§ **Given instruction**: Take down each entry exactly as written.
------ Data section
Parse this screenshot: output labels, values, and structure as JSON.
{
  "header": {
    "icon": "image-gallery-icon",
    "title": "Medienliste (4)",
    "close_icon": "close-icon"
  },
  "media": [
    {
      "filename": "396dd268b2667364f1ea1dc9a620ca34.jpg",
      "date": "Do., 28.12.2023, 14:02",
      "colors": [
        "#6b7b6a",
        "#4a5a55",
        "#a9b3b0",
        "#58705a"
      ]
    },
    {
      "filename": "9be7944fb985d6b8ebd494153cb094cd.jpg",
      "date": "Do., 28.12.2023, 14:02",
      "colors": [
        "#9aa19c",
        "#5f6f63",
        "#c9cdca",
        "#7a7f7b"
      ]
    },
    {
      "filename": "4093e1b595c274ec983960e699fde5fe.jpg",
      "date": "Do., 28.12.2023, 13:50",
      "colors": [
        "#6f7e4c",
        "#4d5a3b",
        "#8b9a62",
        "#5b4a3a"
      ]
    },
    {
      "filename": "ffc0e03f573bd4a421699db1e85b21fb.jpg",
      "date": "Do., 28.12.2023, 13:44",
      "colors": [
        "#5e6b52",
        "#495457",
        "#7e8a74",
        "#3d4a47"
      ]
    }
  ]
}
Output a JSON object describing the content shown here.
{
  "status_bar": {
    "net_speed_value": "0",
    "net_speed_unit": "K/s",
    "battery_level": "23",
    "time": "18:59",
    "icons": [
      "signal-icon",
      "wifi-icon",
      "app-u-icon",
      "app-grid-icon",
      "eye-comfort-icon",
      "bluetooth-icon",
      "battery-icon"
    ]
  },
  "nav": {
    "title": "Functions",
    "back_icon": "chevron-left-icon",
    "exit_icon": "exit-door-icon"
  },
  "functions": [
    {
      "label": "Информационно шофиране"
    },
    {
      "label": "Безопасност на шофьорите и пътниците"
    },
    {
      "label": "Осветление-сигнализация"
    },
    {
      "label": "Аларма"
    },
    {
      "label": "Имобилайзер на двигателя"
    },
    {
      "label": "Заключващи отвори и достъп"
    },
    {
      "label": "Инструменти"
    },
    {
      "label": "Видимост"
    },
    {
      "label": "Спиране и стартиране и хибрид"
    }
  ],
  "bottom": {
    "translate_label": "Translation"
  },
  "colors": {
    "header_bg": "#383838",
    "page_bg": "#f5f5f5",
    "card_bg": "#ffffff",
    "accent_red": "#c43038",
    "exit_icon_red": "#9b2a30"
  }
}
------------
§ **Response for this exercise**:
Parse this screenshot: output labels, values, and structure as JSON.
{
  "header": {
    "icon": "image-gallery-icon",
    "title": "Medienliste (4)",
    "close_icon": "close-icon"
  },
  "media": [
    {
      "filename": "396dd268b2667364f1ea1dc9a620ca34.jpg",
      "date": "Do., 28.12.2023, 14:02",
      "colors": [
        "#6b7b6a",
        "#4a5a55",
        "#a9b3b0",
        "#58705a"
      ]
    },
    {
      "filename": "9be7944fb985d6b8ebd494153cb094cd.jpg",
      "date": "Do., 28.12.2023, 14:02",
      "colors": [
        "#9aa19c",
        "#5f6f63",
        "#c9cdca",
        "#7a7f7b"
      ]
    },
    {
      "filename": "4093e1b595c274ec983960e699fde5fe.jpg",
      "date": "Do., 28.12.2023, 13:50",
      "colors": [
        "#6f7e4c",
        "#4d5a3b",
        "#8b9a62",
        "#5b4a3a"
      ]
    },
    {
      "filename": "ffc0e03f573bd4a421699db1e85b21fb.jpg",
      "date": "Do., 28.12.2023, 13:44",
      "colors": [
        "#5e6b52",
        "#495457",
        "#7e8a74",
        "#3d4a47"
      ]
    }
  ]
}
Output a JSON object describing the content shown here.
{
  "status_bar": {
    "net_speed_value": "0",
    "net_speed_unit": "K/s",
    "battery_level": "23",
    "time": "18:59",
    "icons": [
      "signal-icon",
      "wifi-icon",
      "app-u-icon",
      "app-grid-icon",
      "eye-comfort-icon",
      "bluetooth-icon",
      "battery-icon"
    ]
  },
  "nav": {
    "title": "Functions",
    "back_icon": "chevron-left-icon",
    "exit_icon": "exit-door-icon"
  },
  "functions": [
    {
      "label": "Информационно шофиране"
    },
    {
      "label": "Безопасност на шофьорите и пътниците"
    },
    {
      "label": "Осветление-сигнализация"
    },
    {
      "label": "Аларма"
    },
    {
      "label": "Имобилайзер на двигателя"
    },
    {
      "label": "Заключващи отвори и достъп"
    },
    {
      "label": "Инструменти"
    },
    {
      "label": "Видимост"
    },
    {
      "label": "Спиране и стартиране и хибрид"
    }
  ],
  "bottom": {
    "translate_label": "Translation"
  },
  "colors": {
    "header_bg": "#383838",
    "page_bg": "#f5f5f5",
    "card_bg": "#ffffff",
    "accent_red": "#c43038",
    "exit_icon_red": "#9b2a30"
  }
}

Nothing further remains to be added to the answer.